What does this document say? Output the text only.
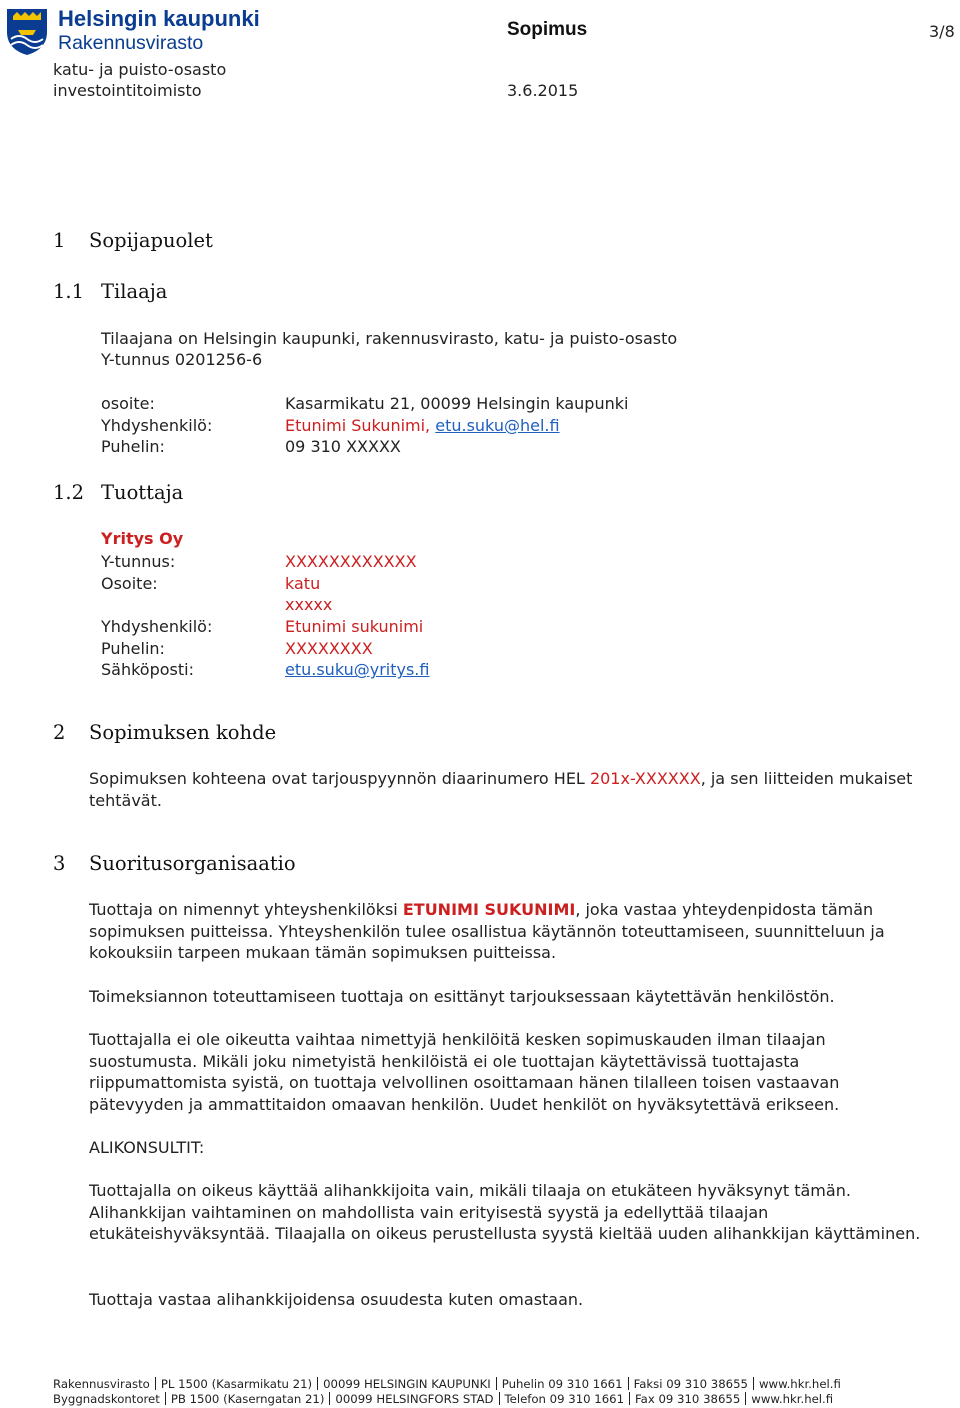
Helsingin kaupunki
Rakennusvirasto
katu- ja puisto-osasto
investointitoimisto
Sopimus	3/8
3.6.2015
1 Sopijapuolet
1.1 Tilaaja
Tilaajana on Helsingin kaupunki, rakennusvirasto, katu- ja puisto-osasto
Y-tunnus 0201256-6
osoite:	Kasarmikatu 21, 00099 Helsingin kaupunki
Yhdyshenkilö:	Etunimi Sukunimi, etu.suku@hel.fi
Puhelin:	09 310 XXXXX
1.2 Tuottaja
Yritys Oy
Y-tunnus:	XXXXXXXXXXXX
Osoite:	katu
xxxxx
Yhdyshenkilö:	Etunimi sukunimi
Puhelin:	XXXXXXXX
Sähköposti:	etu.suku@yritys.fi
2 Sopimuksen kohde
Sopimuksen kohteena ovat tarjouspyynnön diaarinumero HEL 201x-XXXXXX, ja sen liitteiden mukaiset tehtävät.
3 Suoritusorganisaatio
Tuottaja on nimennyt yhteyshenkilöksi ETUNIMI SUKUNIMI, joka vastaa yhteydenpidosta tämän sopimuksen puitteissa. Yhteyshenkilön tulee osallistua käytännön toteuttamiseen, suunnitteluun ja kokouksiin tarpeen mukaan tämän sopimuksen puitteissa.
Toimeksiannon toteuttamiseen tuottaja on esittänyt tarjouksessaan käytettävän henkilöstön.
Tuottajalla ei ole oikeutta vaihtaa nimettyjä henkilöitä kesken sopimuskauden ilman tilaajan suostumusta. Mikäli joku nimetyistä henkilöistä ei ole tuottajan käytettävissä tuottajasta riippumattomista syistä, on tuottaja velvollinen osoittamaan hänen tilalleen toisen vastaavan pätevyyden ja ammattitaidon omaavan henkilön. Uudet henkilöt on hyväksytettävä erikseen.
ALIKONSULTIT:
Tuottajalla on oikeus käyttää alihankkijoita vain, mikäli tilaaja on etukäteen hyväksynyt tämän. Alihankkijan vaihtaminen on mahdollista vain erityisestä syystä ja edellyttää tilaajan etukäteishyväksyntää. Tilaajalla on oikeus perustellusta syystä kieltää uuden alihankkijan käyttäminen.
Tuottaja vastaa alihankkijoidensa osuudesta kuten omastaan.
Rakennusvirasto PL 1500 (Kasarmikatu 21) 00099 HELSINGIN KAUPUNKI Puhelin 09 310 1661 Faksi 09 310 38655 www.hkr.hel.fi
Byggnadskontoret PB 1500 (Kaserngatan 21) 00099 HELSINGFORS STAD Telefon 09 310 1661 Fax 09 310 38655 www.hkr.hel.fi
============================================================
Give the number of lines in the entries that hold the word "Kasarmikatu", and nothing else.

2